═════ EXTRACT TO READ

We were the last on site (although the French usually manage to squeeze a few extra in when they want) – I really wanted a beer after the stress of the day but prudence meant (actually Janette’s insistence) that I try the new pump before any alcohol passes my lips (didn’t want to wire it up wrong and blow the fuses).
Hooray for Hilma – she has a new water pump – probably the first in her 17yrs of existence – and it worked. Positively blown away with the pressure we took glee in watching it spurt out, then we realised we needed to be careful with the water – it’s not on tap you know!
BEER TIME 😊

Bad, bad, naughty pump (but then it may be 18 yrs old).

You can’t see it but our brand new pump is in there and what power, boy what power she has

22nd September (Day 13)

══════════
═════ SUPPLIED DATA

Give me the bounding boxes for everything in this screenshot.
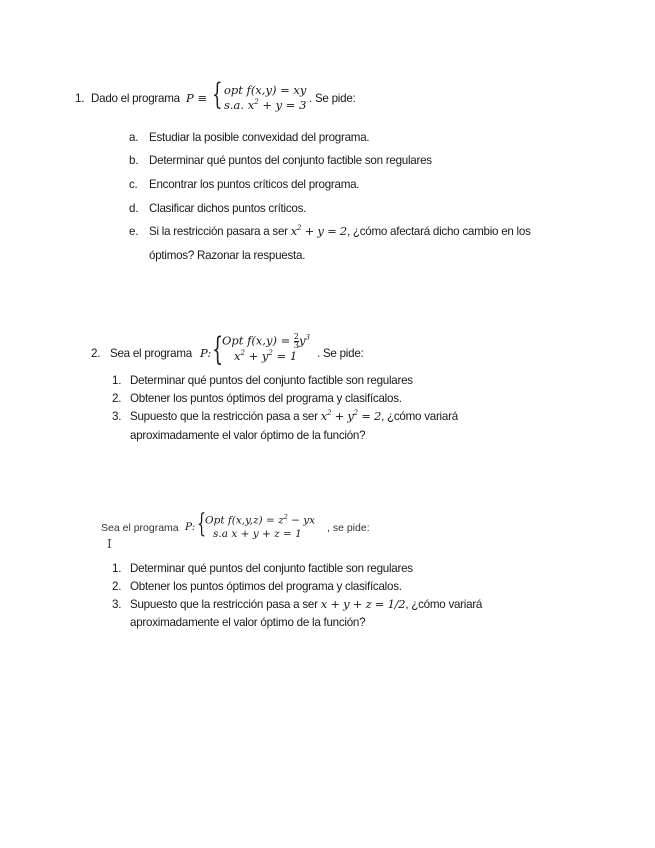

══════════

▶ _WORK REQUIRED_
Carry on the travel diary about Hilma's new water pump, starting right after its final line.

▶ _REPLY TO THE EXERCISE_
Hoping for a better day

I arose early and tottered off to get my morning baguette and found the town square getting ready for the market. With moving on every day or two it’s pot luck whether we come across a market or not, so we wanted to make the most of this one. A quick breakfast and we launch ourselves into the fray of ‘combien monsieur or madame’?, attempt to not look like tourists by going to the local’s café (ha ha) – and stand out like a sore thumb!

Montoire-sur-Loir market produce


We get into buying mode with the veggies and discuss the possibility of an evening meal out, finally deciding on a huge slice of tuna and some prawns to cook on the Cadac (gas barby). We did eat out at lunchtime and with all the bread I am eating (I love French bread – how can you not) I’m noticing a little spare tyre starting to appear around the midriff. Since my marathon in April (in 25°C heat) I have only run 2 or 3 times and feel decidedly unfit. This boulangeries and patisseries are not helping!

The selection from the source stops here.